INSTRUCTIONS TO FOLLOW:
Transcribe the records below exactly, leaving out any pictures.
··········
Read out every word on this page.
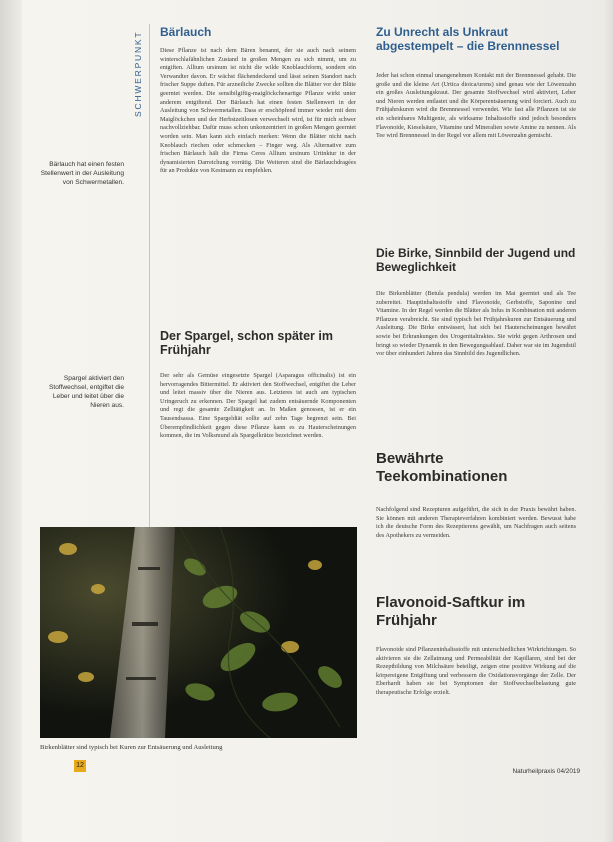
SCHWERPUNKT
Bärlauch hat einen festen Stellenwert in der Ausleitung von Schwermetallen.
Spargel aktiviert den Stoffwechsel, entgiftet die Leber und leitet über die Nieren aus.
Bärlauch
Diese Pflanze ist nach dem Bären benannt, der sie auch nach seinem winterschlafähnlichen Zustand in großen Mengen zu sich nimmt, um zu entgiften. Allium ursinum ist nicht die wilde Knoblauchform, sondern ein Verwandter davon. Er wächst flächendeckend und lässt seinen Standort nach frischer Suppe duften. Für arzneiliche Zwecke sollten die Blätter vor der Blüte geerntet werden. Die sensibilgiftig-maiglöckchenartige Pflanze wirkt unter anderem entgiftend. Der Bärlauch hat einen festen Stellenwert in der Ausleitung von Schwermetallen. Dass er erschöpfend immer wieder mit dem Maiglöckchen und der Herbstzeitlosen verwechselt wird, ist für mich schwer nachvollziehbar. Dafür muss schon unkonzentriert in großen Mengen geerntet worden sein. Man kann sich einfach merken: Wenn die Blätter nicht nach Knoblauch riechen oder schmecken – Finger weg. Als Alternative zum frischen Bärlauch hält die Firma Ceres Allium ursinum Urtinktur in der dynamisierten Darreichung vorrätig. Die Weiteren sind die Bärlauchdragées für an Produkte von Kestmann zu empfehlen.
Der Spargel, schon später im Frühjahr
Der sehr als Gemüse eingesetzte Spargel (Asparagus officinalis) ist ein hervorragendes Bittermittel. Er aktiviert den Stoffwechsel, entgiftet die Leber und leitet massiv über die Nieren aus. Letzteres ist auch am typischen Uringeruch zu erkennen. Der Spargel hat zudem entsäuernde Komponenten und regt die gesamte Zelltätigkeit an. In Maßen genossen, ist er ein Tausendsassa. Eine Spargeldiät sollte auf zehn Tage begrenzt sein. Bei Überempfindlichkeit gegen diese Pflanze kann es zu Hauterscheinungen kommen, die im Volksmund als Spargelkrätze bezeichnet werden.
Birkenblätter sind typisch bei Kuren zur Entsäuerung und Ausleitung
Zu Unrecht als Unkraut abgestempelt – die Brennnessel
Jeder hat schon einmal unangenehmen Kontakt mit der Brennnessel gehabt. Die große und die kleine Art (Urtica dioica/urens) sind genau wie der Löwenzahn ein großes Ausleitungskraut. Der gesamte Stoffwechsel wird aktiviert, Leber und Nieren werden entlastet und die Körperentsäuerung wird forciert. Auch zu Frühjahrskuren wird die Brennnessel verwendet. Wie fast alle Pflanzen ist sie ein scheinbares Multigenie, als wirksame Inhaltsstoffe sind jedoch besonders Flavonoide, Kieselsäure, Vitamine und Mineralien sowie Amine zu nennen. Als Tee wird Brennnessel in der Regel vor allem mit Löwenzahn gemischt.
Die Birke, Sinnbild der Jugend und Beweglichkeit
Die Birkenblätter (Betula pendula) werden im Mai geerntet und als Tee zubereitet. Hauptinhaltsstoffe sind Flavonoide, Gerbstoffe, Saponine und Vitamine. In der Regel werden die Blätter als Infus in Kombination mit anderen Pflanzen verabreicht. Sie sind typisch bei Frühjahrskuren zur Entsäuerung und Ausleitung. Die Birke entwässert, hat sich bei Hauterscheinungen bewährt sowie bei Erkrankungen des Urogenitaltraktes. Sie wirkt gegen Arthrosen und bringt so wieder Dynamik in den Bewegungsablauf. Daher war sie im Jugendstil vor über einhundert Jahren das Sinnbild des Jugendlichen.
Bewährte Teekombinationen
Nachfolgend sind Rezepturen aufgeführt, die sich in der Praxis bewährt haben. Sie können mit anderen Therapieverfahren kombiniert werden. Bewusst habe ich die deutsche Form des Rezeptierens gewählt, um Nachfragen auch seitens des Apothekers zu vermeiden.
Flavonoid-Saftkur im Frühjahr
Flavonoide sind Pflanzeninhaltsstoffe mit unterschiedlichen Wirkrichtungen. So aktivieren sie die Zellatmung und Permeabilität der Kapillaren, sind bei der Rezeptbildung von Milchsäure beteiligt, zeigen eine positive Wirkung auf die körpereigene Entgiftung und verbessern die Oxidationsvorgänge der Zelle. Der Eberhardt haben sie bei Symptomen der Stoffwechselbelastung gute therapeutische Erfolge erzielt.
12
Naturheilpraxis 04/2019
··········
REPLY:
Read out every word on this page.
SCHWERPUNKT
Bärlauch hat einen festen Stellenwert in der Ausleitung von Schwermetallen.
Spargel aktiviert den Stoffwechsel, entgiftet die Leber und leitet über die Nieren aus.
Bärlauch
Diese Pflanze ist nach dem Bären benannt, der sie auch nach seinem winterschlafähnlichen Zustand in großen Mengen zu sich nimmt, um zu entgiften. Allium ursinum ist nicht die wilde Knoblauchform, sondern ein Verwandter davon. Er wächst flächendeckend und lässt seinen Standort nach frischer Suppe duften. Für arzneiliche Zwecke sollten die Blätter vor der Blüte geerntet werden. Die sensibilgiftig-maiglöckchenartige Pflanze wirkt unter anderem entgiftend. Der Bärlauch hat einen festen Stellenwert in der Ausleitung von Schwermetallen. Dass er erschöpfend immer wieder mit dem Maiglöckchen und der Herbstzeitlosen verwechselt wird, ist für mich schwer nachvollziehbar. Dafür muss schon unkonzentriert in großen Mengen geerntet worden sein. Man kann sich einfach merken: Wenn die Blätter nicht nach Knoblauch riechen oder schmecken – Finger weg. Als Alternative zum frischen Bärlauch hält die Firma Ceres Allium ursinum Urtinktur in der dynamisierten Darreichung vorrätig. Die Weiteren sind die Bärlauchdragées für an Produkte von Kestmann zu empfehlen.
Der Spargel, schon später im Frühjahr
Der sehr als Gemüse eingesetzte Spargel (Asparagus officinalis) ist ein hervorragendes Bittermittel. Er aktiviert den Stoffwechsel, entgiftet die Leber und leitet massiv über die Nieren aus. Letzteres ist auch am typischen Uringeruch zu erkennen. Der Spargel hat zudem entsäuernde Komponenten und regt die gesamte Zelltätigkeit an. In Maßen genossen, ist er ein Tausendsassa. Eine Spargeldiät sollte auf zehn Tage begrenzt sein. Bei Überempfindlichkeit gegen diese Pflanze kann es zu Hauterscheinungen kommen, die im Volksmund als Spargelkrätze bezeichnet werden.
Birkenblätter sind typisch bei Kuren zur Entsäuerung und Ausleitung
Zu Unrecht als Unkraut abgestempelt – die Brennnessel
Jeder hat schon einmal unangenehmen Kontakt mit der Brennnessel gehabt. Die große und die kleine Art (Urtica dioica/urens) sind genau wie der Löwenzahn ein großes Ausleitungskraut. Der gesamte Stoffwechsel wird aktiviert, Leber und Nieren werden entlastet und die Körperentsäuerung wird forciert. Auch zu Frühjahrskuren wird die Brennnessel verwendet. Wie fast alle Pflanzen ist sie ein scheinbares Multigenie, als wirksame Inhaltsstoffe sind jedoch besonders Flavonoide, Kieselsäure, Vitamine und Mineralien sowie Amine zu nennen. Als Tee wird Brennnessel in der Regel vor allem mit Löwenzahn gemischt.
Die Birke, Sinnbild der Jugend und Beweglichkeit
Die Birkenblätter (Betula pendula) werden im Mai geerntet und als Tee zubereitet. Hauptinhaltsstoffe sind Flavonoide, Gerbstoffe, Saponine und Vitamine. In der Regel werden die Blätter als Infus in Kombination mit anderen Pflanzen verabreicht. Sie sind typisch bei Frühjahrskuren zur Entsäuerung und Ausleitung. Die Birke entwässert, hat sich bei Hauterscheinungen bewährt sowie bei Erkrankungen des Urogenitaltraktes. Sie wirkt gegen Arthrosen und bringt so wieder Dynamik in den Bewegungsablauf. Daher war sie im Jugendstil vor über einhundert Jahren das Sinnbild des Jugendlichen.
Bewährte Teekombinationen
Nachfolgend sind Rezepturen aufgeführt, die sich in der Praxis bewährt haben. Sie können mit anderen Therapieverfahren kombiniert werden. Bewusst habe ich die deutsche Form des Rezeptierens gewählt, um Nachfragen auch seitens des Apothekers zu vermeiden.
Flavonoid-Saftkur im Frühjahr
Flavonoide sind Pflanzeninhaltsstoffe mit unterschiedlichen Wirkrichtungen. So aktivieren sie die Zellatmung und Permeabilität der Kapillaren, sind bei der Rezeptbildung von Milchsäure beteiligt, zeigen eine positive Wirkung auf die körpereigene Entgiftung und verbessern die Oxidationsvorgänge der Zelle. Der Eberhardt haben sie bei Symptomen der Stoffwechselbelastung gute therapeutische Erfolge erzielt.
12
Naturheilpraxis 04/2019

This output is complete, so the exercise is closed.